(GIVEN TASK): The records that follow should be retyped word for word.

┌─ DATASET

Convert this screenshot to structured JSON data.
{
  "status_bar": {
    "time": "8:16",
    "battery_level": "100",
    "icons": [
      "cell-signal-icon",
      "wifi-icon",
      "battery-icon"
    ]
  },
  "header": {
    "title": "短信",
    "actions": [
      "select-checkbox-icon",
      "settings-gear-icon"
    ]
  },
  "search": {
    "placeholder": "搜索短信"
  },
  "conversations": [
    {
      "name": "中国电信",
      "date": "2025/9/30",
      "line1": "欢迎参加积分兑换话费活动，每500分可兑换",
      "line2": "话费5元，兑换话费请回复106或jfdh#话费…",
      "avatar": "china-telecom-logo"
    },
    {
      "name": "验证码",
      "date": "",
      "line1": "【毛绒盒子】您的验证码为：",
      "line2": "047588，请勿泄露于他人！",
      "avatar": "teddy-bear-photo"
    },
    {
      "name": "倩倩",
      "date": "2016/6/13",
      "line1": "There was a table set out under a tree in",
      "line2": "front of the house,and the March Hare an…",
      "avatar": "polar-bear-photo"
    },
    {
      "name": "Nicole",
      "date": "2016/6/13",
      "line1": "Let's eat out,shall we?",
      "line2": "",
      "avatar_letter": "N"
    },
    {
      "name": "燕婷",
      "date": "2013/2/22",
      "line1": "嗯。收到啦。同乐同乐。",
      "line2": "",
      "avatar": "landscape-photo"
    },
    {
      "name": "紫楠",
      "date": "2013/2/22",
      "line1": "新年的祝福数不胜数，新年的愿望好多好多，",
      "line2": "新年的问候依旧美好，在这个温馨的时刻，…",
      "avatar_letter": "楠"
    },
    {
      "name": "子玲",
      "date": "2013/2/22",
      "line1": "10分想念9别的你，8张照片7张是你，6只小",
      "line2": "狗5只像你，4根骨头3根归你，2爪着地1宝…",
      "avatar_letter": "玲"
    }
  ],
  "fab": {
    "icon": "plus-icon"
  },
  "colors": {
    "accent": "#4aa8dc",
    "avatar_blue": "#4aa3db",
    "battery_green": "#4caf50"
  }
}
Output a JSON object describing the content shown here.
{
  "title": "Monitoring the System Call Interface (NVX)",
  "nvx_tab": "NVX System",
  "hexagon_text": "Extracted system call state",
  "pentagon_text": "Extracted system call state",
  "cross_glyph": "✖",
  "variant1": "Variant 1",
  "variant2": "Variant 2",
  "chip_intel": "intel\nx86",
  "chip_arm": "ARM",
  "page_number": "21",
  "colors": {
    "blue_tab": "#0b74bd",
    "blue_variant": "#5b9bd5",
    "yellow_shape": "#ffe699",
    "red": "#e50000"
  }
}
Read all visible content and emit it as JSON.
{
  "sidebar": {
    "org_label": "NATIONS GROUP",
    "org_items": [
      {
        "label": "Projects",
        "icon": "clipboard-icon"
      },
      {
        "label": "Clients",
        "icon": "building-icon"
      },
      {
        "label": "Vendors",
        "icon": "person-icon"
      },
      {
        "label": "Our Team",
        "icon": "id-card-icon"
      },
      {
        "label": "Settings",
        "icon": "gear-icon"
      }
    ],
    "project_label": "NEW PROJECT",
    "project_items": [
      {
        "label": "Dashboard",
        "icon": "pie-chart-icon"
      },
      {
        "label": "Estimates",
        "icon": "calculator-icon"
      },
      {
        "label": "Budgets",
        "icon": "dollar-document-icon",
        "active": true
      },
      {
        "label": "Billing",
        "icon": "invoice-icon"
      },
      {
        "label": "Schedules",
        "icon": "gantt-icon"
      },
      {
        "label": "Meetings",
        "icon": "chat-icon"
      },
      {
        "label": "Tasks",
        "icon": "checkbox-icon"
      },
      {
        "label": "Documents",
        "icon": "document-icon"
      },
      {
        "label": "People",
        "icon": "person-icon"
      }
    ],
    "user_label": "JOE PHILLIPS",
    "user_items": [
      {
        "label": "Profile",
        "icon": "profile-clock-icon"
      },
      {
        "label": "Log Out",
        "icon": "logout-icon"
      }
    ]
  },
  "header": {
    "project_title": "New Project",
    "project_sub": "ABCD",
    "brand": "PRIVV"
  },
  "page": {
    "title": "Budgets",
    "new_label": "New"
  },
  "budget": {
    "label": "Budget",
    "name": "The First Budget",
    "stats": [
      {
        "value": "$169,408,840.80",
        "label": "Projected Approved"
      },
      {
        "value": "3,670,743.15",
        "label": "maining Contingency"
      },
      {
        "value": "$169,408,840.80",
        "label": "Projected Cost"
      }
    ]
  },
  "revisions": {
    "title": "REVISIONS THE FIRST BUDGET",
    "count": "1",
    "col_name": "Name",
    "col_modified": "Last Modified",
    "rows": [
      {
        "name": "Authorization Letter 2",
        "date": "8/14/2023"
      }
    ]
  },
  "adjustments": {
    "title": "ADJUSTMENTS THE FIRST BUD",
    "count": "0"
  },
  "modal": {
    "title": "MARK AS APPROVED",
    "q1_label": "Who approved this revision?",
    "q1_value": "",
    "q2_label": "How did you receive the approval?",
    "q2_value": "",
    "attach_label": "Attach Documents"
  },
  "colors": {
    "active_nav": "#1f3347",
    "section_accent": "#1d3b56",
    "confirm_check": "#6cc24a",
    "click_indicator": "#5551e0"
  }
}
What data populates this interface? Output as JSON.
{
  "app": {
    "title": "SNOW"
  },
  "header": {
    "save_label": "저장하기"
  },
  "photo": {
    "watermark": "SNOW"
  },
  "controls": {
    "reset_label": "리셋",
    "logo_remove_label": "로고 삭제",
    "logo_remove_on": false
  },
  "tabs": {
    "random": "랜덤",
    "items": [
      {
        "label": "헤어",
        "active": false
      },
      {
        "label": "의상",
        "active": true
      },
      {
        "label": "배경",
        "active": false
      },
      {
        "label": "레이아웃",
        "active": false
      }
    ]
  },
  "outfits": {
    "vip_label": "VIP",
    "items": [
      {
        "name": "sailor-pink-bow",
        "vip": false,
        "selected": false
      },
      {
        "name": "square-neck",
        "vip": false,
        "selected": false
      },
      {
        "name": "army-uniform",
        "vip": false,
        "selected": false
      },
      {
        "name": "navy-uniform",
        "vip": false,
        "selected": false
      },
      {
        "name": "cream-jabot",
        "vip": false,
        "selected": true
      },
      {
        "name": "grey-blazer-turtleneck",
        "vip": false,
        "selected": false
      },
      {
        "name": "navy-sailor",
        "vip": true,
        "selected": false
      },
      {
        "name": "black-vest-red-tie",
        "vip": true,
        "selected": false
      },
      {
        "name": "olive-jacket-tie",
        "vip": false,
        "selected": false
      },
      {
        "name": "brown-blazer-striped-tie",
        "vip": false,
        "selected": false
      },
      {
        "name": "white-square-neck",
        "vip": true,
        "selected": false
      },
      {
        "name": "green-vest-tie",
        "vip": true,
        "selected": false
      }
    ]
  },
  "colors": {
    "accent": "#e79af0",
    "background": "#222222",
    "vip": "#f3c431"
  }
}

└─

(WORKED SOLUTION):
Convert this screenshot to structured JSON data.
{
  "status_bar": {
    "time": "8:16",
    "battery_level": "100",
    "icons": [
      "cell-signal-icon",
      "wifi-icon",
      "battery-icon"
    ]
  },
  "header": {
    "title": "短信",
    "actions": [
      "select-checkbox-icon",
      "settings-gear-icon"
    ]
  },
  "search": {
    "placeholder": "搜索短信"
  },
  "conversations": [
    {
      "name": "中国电信",
      "date": "2025/9/30",
      "line1": "欢迎参加积分兑换话费活动，每500分可兑换",
      "line2": "话费5元，兑换话费请回复106或jfdh#话费…",
      "avatar": "china-telecom-logo"
    },
    {
      "name": "验证码",
      "date": "",
      "line1": "【毛绒盒子】您的验证码为：",
      "line2": "047588，请勿泄露于他人！",
      "avatar": "teddy-bear-photo"
    },
    {
      "name": "倩倩",
      "date": "2016/6/13",
      "line1": "There was a table set out under a tree in",
      "line2": "front of the house,and the March Hare an…",
      "avatar": "polar-bear-photo"
    },
    {
      "name": "Nicole",
      "date": "2016/6/13",
      "line1": "Let's eat out,shall we?",
      "line2": "",
      "avatar_letter": "N"
    },
    {
      "name": "燕婷",
      "date": "2013/2/22",
      "line1": "嗯。收到啦。同乐同乐。",
      "line2": "",
      "avatar": "landscape-photo"
    },
    {
      "name": "紫楠",
      "date": "2013/2/22",
      "line1": "新年的祝福数不胜数，新年的愿望好多好多，",
      "line2": "新年的问候依旧美好，在这个温馨的时刻，…",
      "avatar_letter": "楠"
    },
    {
      "name": "子玲",
      "date": "2013/2/22",
      "line1": "10分想念9别的你，8张照片7张是你，6只小",
      "line2": "狗5只像你，4根骨头3根归你，2爪着地1宝…",
      "avatar_letter": "玲"
    }
  ],
  "fab": {
    "icon": "plus-icon"
  },
  "colors": {
    "accent": "#4aa8dc",
    "avatar_blue": "#4aa3db",
    "battery_green": "#4caf50"
  }
}
Output a JSON object describing the content shown here.
{
  "title": "Monitoring the System Call Interface (NVX)",
  "nvx_tab": "NVX System",
  "hexagon_text": "Extracted system call state",
  "pentagon_text": "Extracted system call state",
  "cross_glyph": "✖",
  "variant1": "Variant 1",
  "variant2": "Variant 2",
  "chip_intel": "intel\nx86",
  "chip_arm": "ARM",
  "page_number": "21",
  "colors": {
    "blue_tab": "#0b74bd",
    "blue_variant": "#5b9bd5",
    "yellow_shape": "#ffe699",
    "red": "#e50000"
  }
}
Read all visible content and emit it as JSON.
{
  "sidebar": {
    "org_label": "NATIONS GROUP",
    "org_items": [
      {
        "label": "Projects",
        "icon": "clipboard-icon"
      },
      {
        "label": "Clients",
        "icon": "building-icon"
      },
      {
        "label": "Vendors",
        "icon": "person-icon"
      },
      {
        "label": "Our Team",
        "icon": "id-card-icon"
      },
      {
        "label": "Settings",
        "icon": "gear-icon"
      }
    ],
    "project_label": "NEW PROJECT",
    "project_items": [
      {
        "label": "Dashboard",
        "icon": "pie-chart-icon"
      },
      {
        "label": "Estimates",
        "icon": "calculator-icon"
      },
      {
        "label": "Budgets",
        "icon": "dollar-document-icon",
        "active": true
      },
      {
        "label": "Billing",
        "icon": "invoice-icon"
      },
      {
        "label": "Schedules",
        "icon": "gantt-icon"
      },
      {
        "label": "Meetings",
        "icon": "chat-icon"
      },
      {
        "label": "Tasks",
        "icon": "checkbox-icon"
      },
      {
        "label": "Documents",
        "icon": "document-icon"
      },
      {
        "label": "People",
        "icon": "person-icon"
      }
    ],
    "user_label": "JOE PHILLIPS",
    "user_items": [
      {
        "label": "Profile",
        "icon": "profile-clock-icon"
      },
      {
        "label": "Log Out",
        "icon": "logout-icon"
      }
    ]
  },
  "header": {
    "project_title": "New Project",
    "project_sub": "ABCD",
    "brand": "PRIVV"
  },
  "page": {
    "title": "Budgets",
    "new_label": "New"
  },
  "budget": {
    "label": "Budget",
    "name": "The First Budget",
    "stats": [
      {
        "value": "$169,408,840.80",
        "label": "Projected Approved"
      },
      {
        "value": "3,670,743.15",
        "label": "maining Contingency"
      },
      {
        "value": "$169,408,840.80",
        "label": "Projected Cost"
      }
    ]
  },
  "revisions": {
    "title": "REVISIONS THE FIRST BUDGET",
    "count": "1",
    "col_name": "Name",
    "col_modified": "Last Modified",
    "rows": [
      {
        "name": "Authorization Letter 2",
        "date": "8/14/2023"
      }
    ]
  },
  "adjustments": {
    "title": "ADJUSTMENTS THE FIRST BUD",
    "count": "0"
  },
  "modal": {
    "title": "MARK AS APPROVED",
    "q1_label": "Who approved this revision?",
    "q1_value": "",
    "q2_label": "How did you receive the approval?",
    "q2_value": "",
    "attach_label": "Attach Documents"
  },
  "colors": {
    "active_nav": "#1f3347",
    "section_accent": "#1d3b56",
    "confirm_check": "#6cc24a",
    "click_indicator": "#5551e0"
  }
}
What data populates this interface? Output as JSON.
{
  "app": {
    "title": "SNOW"
  },
  "header": {
    "save_label": "저장하기"
  },
  "photo": {
    "watermark": "SNOW"
  },
  "controls": {
    "reset_label": "리셋",
    "logo_remove_label": "로고 삭제",
    "logo_remove_on": false
  },
  "tabs": {
    "random": "랜덤",
    "items": [
      {
        "label": "헤어",
        "active": false
      },
      {
        "label": "의상",
        "active": true
      },
      {
        "label": "배경",
        "active": false
      },
      {
        "label": "레이아웃",
        "active": false
      }
    ]
  },
  "outfits": {
    "vip_label": "VIP",
    "items": [
      {
        "name": "sailor-pink-bow",
        "vip": false,
        "selected": false
      },
      {
        "name": "square-neck",
        "vip": false,
        "selected": false
      },
      {
        "name": "army-uniform",
        "vip": false,
        "selected": false
      },
      {
        "name": "navy-uniform",
        "vip": false,
        "selected": false
      },
      {
        "name": "cream-jabot",
        "vip": false,
        "selected": true
      },
      {
        "name": "grey-blazer-turtleneck",
        "vip": false,
        "selected": false
      },
      {
        "name": "navy-sailor",
        "vip": true,
        "selected": false
      },
      {
        "name": "black-vest-red-tie",
        "vip": true,
        "selected": false
      },
      {
        "name": "olive-jacket-tie",
        "vip": false,
        "selected": false
      },
      {
        "name": "brown-blazer-striped-tie",
        "vip": false,
        "selected": false
      },
      {
        "name": "white-square-neck",
        "vip": true,
        "selected": false
      },
      {
        "name": "green-vest-tie",
        "vip": true,
        "selected": false
      }
    ]
  },
  "colors": {
    "accent": "#e79af0",
    "background": "#222222",
    "vip": "#f3c431"
  }
}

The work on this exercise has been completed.